Opdrachtonderdelen:
a: Noem alle geschenken die Rogier als dank aan Jeroen geeft, volgens de tekst over de avonturen van Jeroen.
b: Vertaal de zin "Hij is doof, bijziende en maakt in het geheim gedichten." uit de tekst over de avonturen van Jeroen in het Engels.

Geëxtraheerde tekst:
>>
De Avonturen van Jeroen en zijn vrienden

Omnibus bevattende:

Jeroen en de Zilveren Sleutel, 1946
Jeroen en het Dorp op de Heuvel, 1947
Jeroen en de jacht op de Echo, 1948

Geschreven door Daan Zonderland
Pseudoniem van Daan van der Vat, (1909-1977)
Geïllustreerd door Piet Worm
Uitgever G.W. Breughel - Amsterdam, 1949
Voor België: Mertens en Stappaerts, Borgerhout-Antwerpen

Opdracht: Voor Jeroen van der Vat

In 1964 is het vierde deel van Jeroen verschenen:
Jeroen in Hazevoetsrijk
De Reisavonturen van Jeroen, verschenen in 1968, bevat alle vier de boeken.
Later zijn de boeken herdrukt en uitgegeven als pocket.

Jeroen en de Zilveren Sleutel

Korte inhoud:
Jeroen is van huis weggelopen na een ruzie met zijn boze stiefmoeder. Hij ontmoet de man Pieter en deze geeft hem de Zilveren Sleutel, die voor hem alle deuren zal openen, hem zal brengen waar hij maar wil en iedere goede wens zal vervullen, als hij de Sleutel ter hand neemt en in de naam van Pieter een wens uitspreekt, die niet alleen hemzelf ten goede zal komen. Rogier, een oude man die 300 jaar geleden gestorven is, kan hij altijd te hulp roepen. Rogier woont in een bos op de Maanberg. Als helper krijgt Jeroen de kabouterkoning Hazevoet toegewezen. Pieter woont op een wolk en vertrekt weer. Thuisgekomen zorgt Jeroen ervoor dat zijn stiefmoeder voortaan gehoorzaamt aan zijn vader en niet meer scheldt. Dan vliegt hij met Hazevoet op een bezem naar de Maanberg. Daar ontmoeten zij Kees de Schildpad, die Kees de Kankeraar wordt genoemd. Hij is doof, bijziende en maakt in het geheim gedichten. Als Jeroen met behulp van de Zilveren Sleutel de oude Rogier van zijn zere voet afhelpt, geeft deze hem als dank de Groene Muts, de drager hiervan wordt onzichtbaar, de Ivoren Schelp, kun je alles mee horen wat je wilt horen, en Pluimstaart de Hond, die gedachten kan lezen, loopt met de snelheid van de wind en doet wat je beveelt.
<<
Gegeven materiaal:
>>
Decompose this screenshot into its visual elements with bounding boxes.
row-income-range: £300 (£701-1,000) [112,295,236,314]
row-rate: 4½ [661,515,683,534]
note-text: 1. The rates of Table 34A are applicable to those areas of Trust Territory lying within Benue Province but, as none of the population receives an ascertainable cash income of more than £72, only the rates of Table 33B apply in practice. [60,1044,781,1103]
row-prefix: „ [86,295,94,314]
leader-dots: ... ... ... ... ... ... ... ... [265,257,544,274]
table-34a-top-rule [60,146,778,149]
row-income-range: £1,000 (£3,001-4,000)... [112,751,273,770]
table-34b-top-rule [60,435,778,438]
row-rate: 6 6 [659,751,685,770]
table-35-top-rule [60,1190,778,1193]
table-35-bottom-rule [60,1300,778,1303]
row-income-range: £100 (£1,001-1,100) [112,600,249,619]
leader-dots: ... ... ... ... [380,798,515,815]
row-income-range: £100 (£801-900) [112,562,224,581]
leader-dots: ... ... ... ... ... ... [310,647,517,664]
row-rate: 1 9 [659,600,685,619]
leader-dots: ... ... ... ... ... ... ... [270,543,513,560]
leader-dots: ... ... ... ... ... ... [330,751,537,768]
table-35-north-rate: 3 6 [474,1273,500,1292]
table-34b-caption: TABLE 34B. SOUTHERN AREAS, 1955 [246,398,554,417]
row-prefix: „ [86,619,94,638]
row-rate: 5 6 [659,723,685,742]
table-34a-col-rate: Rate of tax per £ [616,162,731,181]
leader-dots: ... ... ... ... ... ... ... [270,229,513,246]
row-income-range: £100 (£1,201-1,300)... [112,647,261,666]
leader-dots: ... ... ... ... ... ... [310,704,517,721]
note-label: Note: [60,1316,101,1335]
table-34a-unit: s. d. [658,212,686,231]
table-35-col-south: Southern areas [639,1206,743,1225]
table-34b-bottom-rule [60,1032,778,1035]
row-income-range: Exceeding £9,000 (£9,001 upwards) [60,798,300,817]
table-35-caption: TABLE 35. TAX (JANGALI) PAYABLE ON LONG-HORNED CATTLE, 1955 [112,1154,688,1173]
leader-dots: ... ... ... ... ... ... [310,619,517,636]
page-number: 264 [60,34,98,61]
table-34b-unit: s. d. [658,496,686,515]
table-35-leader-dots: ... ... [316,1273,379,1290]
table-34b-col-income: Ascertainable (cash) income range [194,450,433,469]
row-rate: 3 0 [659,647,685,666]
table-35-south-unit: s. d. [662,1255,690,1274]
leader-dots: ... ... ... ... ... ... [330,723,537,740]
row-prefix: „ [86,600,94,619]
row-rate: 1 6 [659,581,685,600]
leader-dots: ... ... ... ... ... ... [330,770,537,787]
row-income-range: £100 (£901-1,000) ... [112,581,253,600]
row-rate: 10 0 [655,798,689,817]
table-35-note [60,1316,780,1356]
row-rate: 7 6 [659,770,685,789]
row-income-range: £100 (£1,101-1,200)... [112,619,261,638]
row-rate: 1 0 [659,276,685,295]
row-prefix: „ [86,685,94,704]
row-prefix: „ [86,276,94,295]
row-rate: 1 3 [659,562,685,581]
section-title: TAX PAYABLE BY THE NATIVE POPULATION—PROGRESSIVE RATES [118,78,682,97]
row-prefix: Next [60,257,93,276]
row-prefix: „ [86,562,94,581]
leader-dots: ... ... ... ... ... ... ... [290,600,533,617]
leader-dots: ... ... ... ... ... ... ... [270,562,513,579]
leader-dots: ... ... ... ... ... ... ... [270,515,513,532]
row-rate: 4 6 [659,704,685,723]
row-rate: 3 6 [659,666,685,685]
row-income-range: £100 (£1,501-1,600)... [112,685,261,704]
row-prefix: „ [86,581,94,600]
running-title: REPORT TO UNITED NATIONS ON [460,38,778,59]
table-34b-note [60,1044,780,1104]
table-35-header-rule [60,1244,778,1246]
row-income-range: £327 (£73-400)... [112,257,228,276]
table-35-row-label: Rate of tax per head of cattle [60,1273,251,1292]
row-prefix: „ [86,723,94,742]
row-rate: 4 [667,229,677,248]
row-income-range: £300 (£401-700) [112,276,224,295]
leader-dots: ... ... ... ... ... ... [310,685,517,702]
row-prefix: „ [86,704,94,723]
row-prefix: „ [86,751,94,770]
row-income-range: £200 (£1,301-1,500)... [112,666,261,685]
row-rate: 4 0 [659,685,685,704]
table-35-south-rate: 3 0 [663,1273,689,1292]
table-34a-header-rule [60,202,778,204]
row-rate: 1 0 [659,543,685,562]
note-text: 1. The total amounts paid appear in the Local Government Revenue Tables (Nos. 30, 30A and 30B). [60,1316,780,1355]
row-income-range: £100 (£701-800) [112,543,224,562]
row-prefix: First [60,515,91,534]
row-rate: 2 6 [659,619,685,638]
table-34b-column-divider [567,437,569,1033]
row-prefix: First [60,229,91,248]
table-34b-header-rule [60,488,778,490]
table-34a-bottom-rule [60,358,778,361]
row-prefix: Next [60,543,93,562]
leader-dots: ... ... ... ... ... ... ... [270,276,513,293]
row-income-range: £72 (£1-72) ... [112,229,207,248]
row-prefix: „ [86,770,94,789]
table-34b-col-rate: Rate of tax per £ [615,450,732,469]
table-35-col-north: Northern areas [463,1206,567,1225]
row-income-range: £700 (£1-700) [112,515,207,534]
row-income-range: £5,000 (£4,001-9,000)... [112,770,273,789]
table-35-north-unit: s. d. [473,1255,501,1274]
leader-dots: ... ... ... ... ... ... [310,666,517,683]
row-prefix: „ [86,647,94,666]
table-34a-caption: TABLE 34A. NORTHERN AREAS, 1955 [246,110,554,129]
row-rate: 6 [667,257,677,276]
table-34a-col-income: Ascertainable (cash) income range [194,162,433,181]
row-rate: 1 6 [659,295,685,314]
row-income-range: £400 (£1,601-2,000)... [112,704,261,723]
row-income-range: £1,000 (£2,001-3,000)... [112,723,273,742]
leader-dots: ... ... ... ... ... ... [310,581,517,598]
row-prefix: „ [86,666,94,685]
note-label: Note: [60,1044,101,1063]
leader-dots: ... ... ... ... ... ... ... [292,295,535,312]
<<
Oplossingen:
a: De Groene Muts, de Ivoren Schelp en Pluimstaart de Hond.

b: He is deaf, nearsighted, and secretly writes poems.